# START OF SUPPLIED PASSAGE

Encapsulation is a technique for minimizing interdependencies among modules by defining a strict external communication. This way, internal coding can be changed without affecting the communication, so long as the new implementation supports the same (or upwards compatible) external communication.

Encapsulation prevents a program from becoming so interdependent that a small change has massive ripple effects.

The implementation of an object can be changed without affecting the application that uses it for:

Improving performance, fix a bug, consolidate code or for porting.

Access Specifiers:

In SystemVerilog, unqualified class properties and methods are public, available to anyone who has access to the object¿s name.

A member identified as local is available only to methods inside the class. Further, these local members are not visible within subclasses. Of course, nonlocal methods that access local class properties or methods can be inherited and work properly as methods of the subclass.

EXAMPLE: local variblg error
    class base;
        local int i;
    endclass
    
    program main;
        initial
        begin
            base b = new();    
            b.i = 123;
        end
    endprogram

RESULT:

Local member 'i' of class 'base' is not accessible from scope 'main'


The above examples gives compilation error.

EXAMPLE:  local varible access using method
    class base;
         local int i;

         task set(int j);
             i = j;
             $display(i);
         endtask
    endclass
    
    program main;
        initial
        begin
            base b = new();    
            b.set(123);
        end
    endprogram

RESULT

123


EXAMPLE:  local varible access in subclass
     class base;
         local int i;
     endclass
    
     class ext extends base;
         function new();
             i = 10;
         endfunction
     endclass
RESULT

Local member 'i' of class 'base' is not accessible from scope 'ext'



A protected class property or method has all of the characteristics of a local member, except that it can be inherited; it is visible to subclasses.

# END OF SUPPLIED PASSAGE

__EXERCISE REQUIREMENTS__.
• 1. Extract everything in the encapsulation passage from "In SystemVerilog, unqualified" down to "of the subclass.".
• 2. List every purpose the encapsulation passage gives for changing an object's implementation without affecting the application that uses it.

# START OF MATERIAL

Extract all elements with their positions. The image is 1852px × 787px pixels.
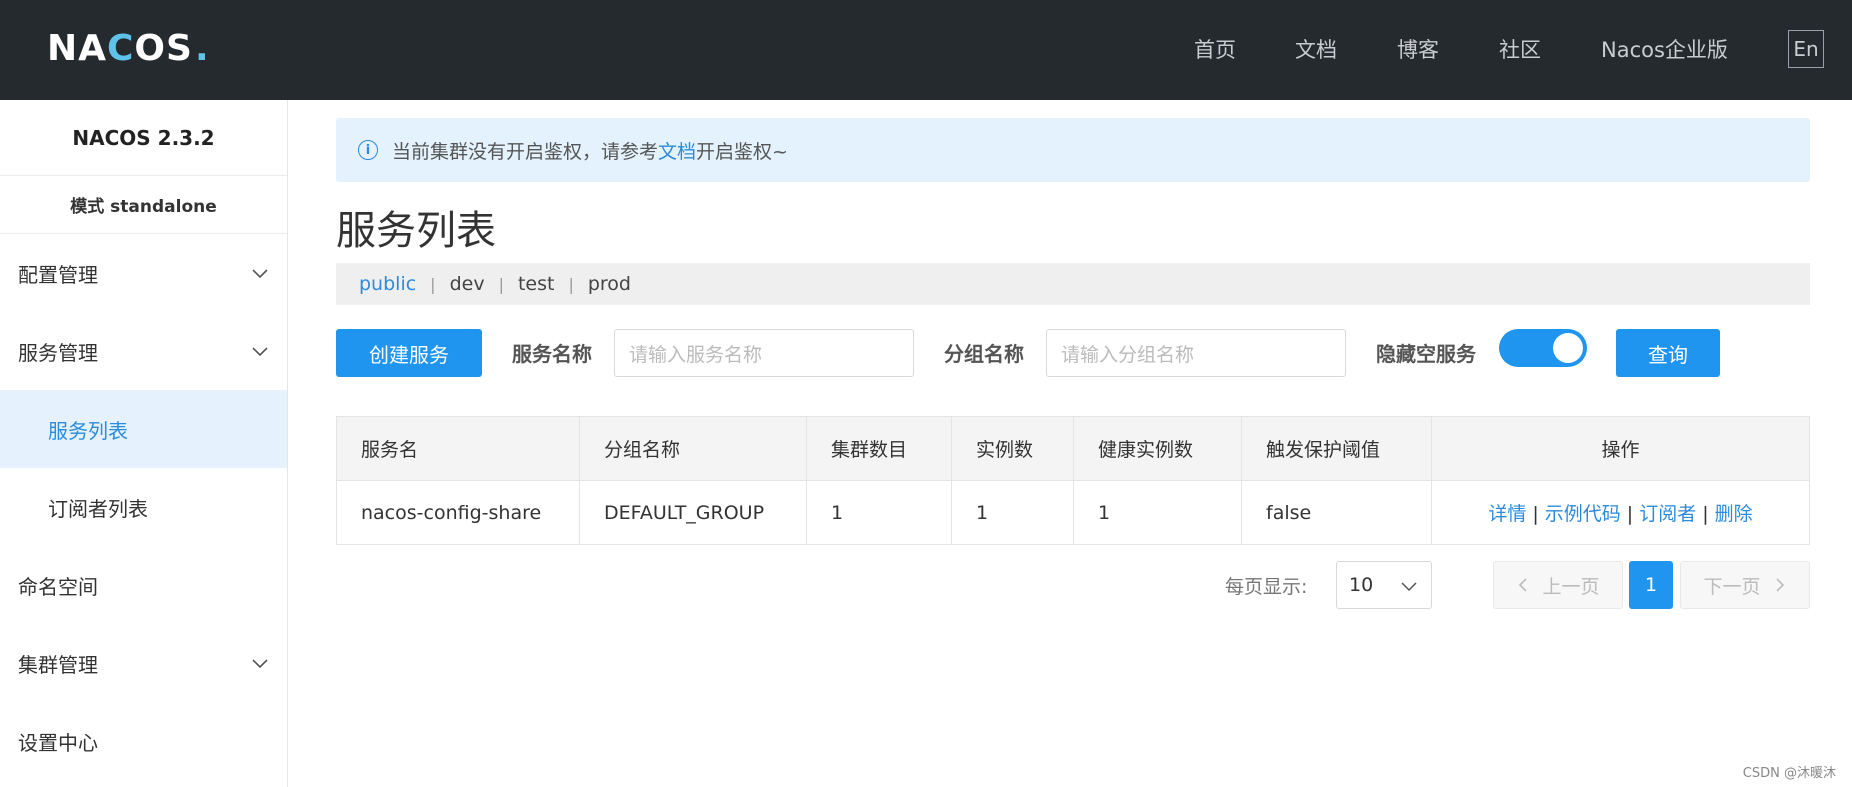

# END OF MATERIAL

__TASK ANSWERS__.
• 1.
In SystemVerilog, unqualified class properties and methods are public, available to anyone who has access to the object¿s name.

A member identified as local is available only to methods inside the class. Further, these local members are not visible within subclasses. Of course, nonlocal methods that access local class properties or methods can be inherited and work properly as methods of the subclass.

• 2.
- Improving performance
- Fix a bug
- Consolidate code
- Porting